# Start of Given information

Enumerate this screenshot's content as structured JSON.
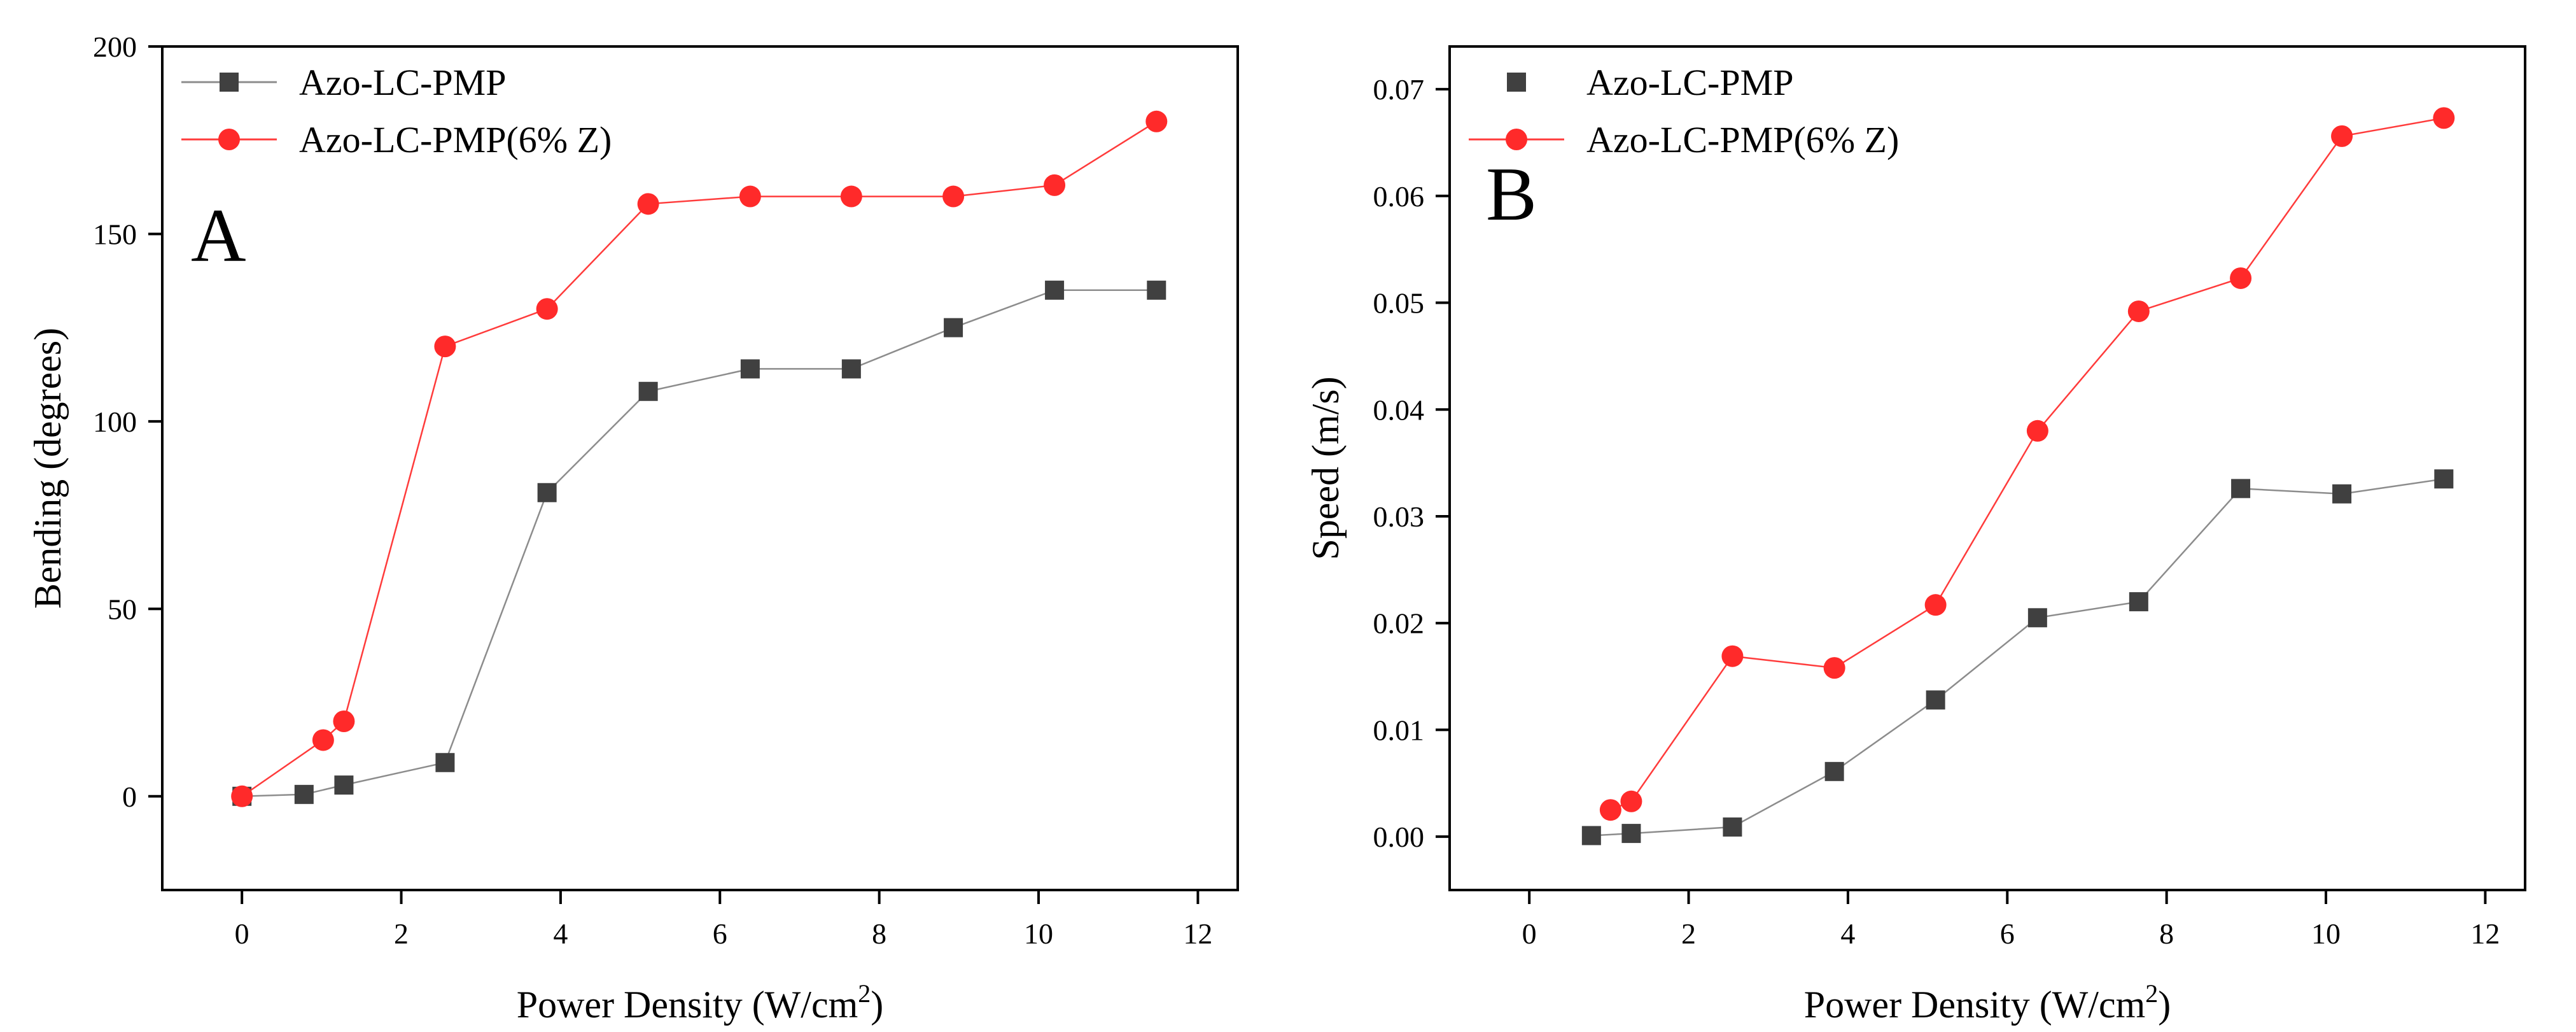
{
  "chart_data": [
    {
      "type": "line",
      "panel_label": "A",
      "xlabel": "Power Density (W/cm",
      "xlabel_sup": "2",
      "xlabel_close": ")",
      "ylabel": "Bending (degrees)",
      "xlim": [
        -1,
        12.5
      ],
      "ylim": [
        -25,
        200
      ],
      "xticks": [
        0,
        2,
        4,
        6,
        8,
        10,
        12
      ],
      "yticks": [
        0,
        50,
        100,
        150,
        200
      ],
      "grid": false,
      "legend_position": "top-left",
      "series": [
        {
          "name": "Azo-LC-PMP",
          "marker": "square",
          "color": "#404040",
          "line_color": "#8c8c8c",
          "x": [
            0,
            0.78,
            1.28,
            2.55,
            3.83,
            5.1,
            6.38,
            7.65,
            8.93,
            10.2,
            11.48
          ],
          "y": [
            0,
            0.5,
            3,
            9,
            81,
            108,
            114,
            114,
            125,
            135,
            135
          ]
        },
        {
          "name": "Azo-LC-PMP(6% Z)",
          "marker": "circle",
          "color": "#ff2a2a",
          "line_color": "#ff3b3b",
          "x": [
            0,
            1.02,
            1.28,
            2.55,
            3.83,
            5.1,
            6.38,
            7.65,
            8.93,
            10.2,
            11.48
          ],
          "y": [
            0,
            15,
            20,
            120,
            130,
            158,
            160,
            160,
            160,
            163,
            180
          ]
        }
      ]
    },
    {
      "type": "line",
      "panel_label": "B",
      "xlabel": "Power Density (W/cm",
      "xlabel_sup": "2",
      "xlabel_close": ")",
      "ylabel": "Speed (m/s)",
      "xlim": [
        -1,
        12.5
      ],
      "ylim": [
        -0.005,
        0.074
      ],
      "xticks": [
        0,
        2,
        4,
        6,
        8,
        10,
        12
      ],
      "yticks": [
        0,
        0.01,
        0.02,
        0.03,
        0.04,
        0.05,
        0.06,
        0.07
      ],
      "ytick_labels": [
        "0.00",
        "0.01",
        "0.02",
        "0.03",
        "0.04",
        "0.05",
        "0.06",
        "0.07"
      ],
      "grid": false,
      "legend_position": "top-left",
      "series": [
        {
          "name": "Azo-LC-PMP",
          "marker": "square",
          "color": "#404040",
          "line_color": "#8c8c8c",
          "x": [
            0.78,
            1.28,
            2.55,
            3.83,
            5.1,
            6.38,
            7.65,
            8.93,
            10.2,
            11.48
          ],
          "y": [
            0.0001,
            0.0003,
            0.0009,
            0.0061,
            0.0128,
            0.0205,
            0.022,
            0.0326,
            0.0321,
            0.0335
          ]
        },
        {
          "name": "Azo-LC-PMP(6% Z)",
          "marker": "circle",
          "color": "#ff2a2a",
          "line_color": "#ff3b3b",
          "x": [
            1.02,
            1.28,
            2.55,
            3.83,
            5.1,
            6.38,
            7.65,
            8.93,
            10.2,
            11.48
          ],
          "y": [
            0.0025,
            0.0033,
            0.0169,
            0.0158,
            0.0217,
            0.038,
            0.0492,
            0.0523,
            0.0656,
            0.0673
          ]
        }
      ]
    }
  ]
}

# End of Given information

Given problem: Omitting all images, print the listing exactly.

Solution:
Enumerate this screenshot's content as structured JSON.
{
  "chart_data": [
    {
      "type": "line",
      "panel_label": "A",
      "xlabel": "Power Density (W/cm",
      "xlabel_sup": "2",
      "xlabel_close": ")",
      "ylabel": "Bending (degrees)",
      "xlim": [
        -1,
        12.5
      ],
      "ylim": [
        -25,
        200
      ],
      "xticks": [
        0,
        2,
        4,
        6,
        8,
        10,
        12
      ],
      "yticks": [
        0,
        50,
        100,
        150,
        200
      ],
      "grid": false,
      "legend_position": "top-left",
      "series": [
        {
          "name": "Azo-LC-PMP",
          "marker": "square",
          "color": "#404040",
          "line_color": "#8c8c8c",
          "x": [
            0,
            0.78,
            1.28,
            2.55,
            3.83,
            5.1,
            6.38,
            7.65,
            8.93,
            10.2,
            11.48
          ],
          "y": [
            0,
            0.5,
            3,
            9,
            81,
            108,
            114,
            114,
            125,
            135,
            135
          ]
        },
        {
          "name": "Azo-LC-PMP(6% Z)",
          "marker": "circle",
          "color": "#ff2a2a",
          "line_color": "#ff3b3b",
          "x": [
            0,
            1.02,
            1.28,
            2.55,
            3.83,
            5.1,
            6.38,
            7.65,
            8.93,
            10.2,
            11.48
          ],
          "y": [
            0,
            15,
            20,
            120,
            130,
            158,
            160,
            160,
            160,
            163,
            180
          ]
        }
      ]
    },
    {
      "type": "line",
      "panel_label": "B",
      "xlabel": "Power Density (W/cm",
      "xlabel_sup": "2",
      "xlabel_close": ")",
      "ylabel": "Speed (m/s)",
      "xlim": [
        -1,
        12.5
      ],
      "ylim": [
        -0.005,
        0.074
      ],
      "xticks": [
        0,
        2,
        4,
        6,
        8,
        10,
        12
      ],
      "yticks": [
        0,
        0.01,
        0.02,
        0.03,
        0.04,
        0.05,
        0.06,
        0.07
      ],
      "ytick_labels": [
        "0.00",
        "0.01",
        "0.02",
        "0.03",
        "0.04",
        "0.05",
        "0.06",
        "0.07"
      ],
      "grid": false,
      "legend_position": "top-left",
      "series": [
        {
          "name": "Azo-LC-PMP",
          "marker": "square",
          "color": "#404040",
          "line_color": "#8c8c8c",
          "x": [
            0.78,
            1.28,
            2.55,
            3.83,
            5.1,
            6.38,
            7.65,
            8.93,
            10.2,
            11.48
          ],
          "y": [
            0.0001,
            0.0003,
            0.0009,
            0.0061,
            0.0128,
            0.0205,
            0.022,
            0.0326,
            0.0321,
            0.0335
          ]
        },
        {
          "name": "Azo-LC-PMP(6% Z)",
          "marker": "circle",
          "color": "#ff2a2a",
          "line_color": "#ff3b3b",
          "x": [
            1.02,
            1.28,
            2.55,
            3.83,
            5.1,
            6.38,
            7.65,
            8.93,
            10.2,
            11.48
          ],
          "y": [
            0.0025,
            0.0033,
            0.0169,
            0.0158,
            0.0217,
            0.038,
            0.0492,
            0.0523,
            0.0656,
            0.0673
          ]
        }
      ]
    }
  ]
}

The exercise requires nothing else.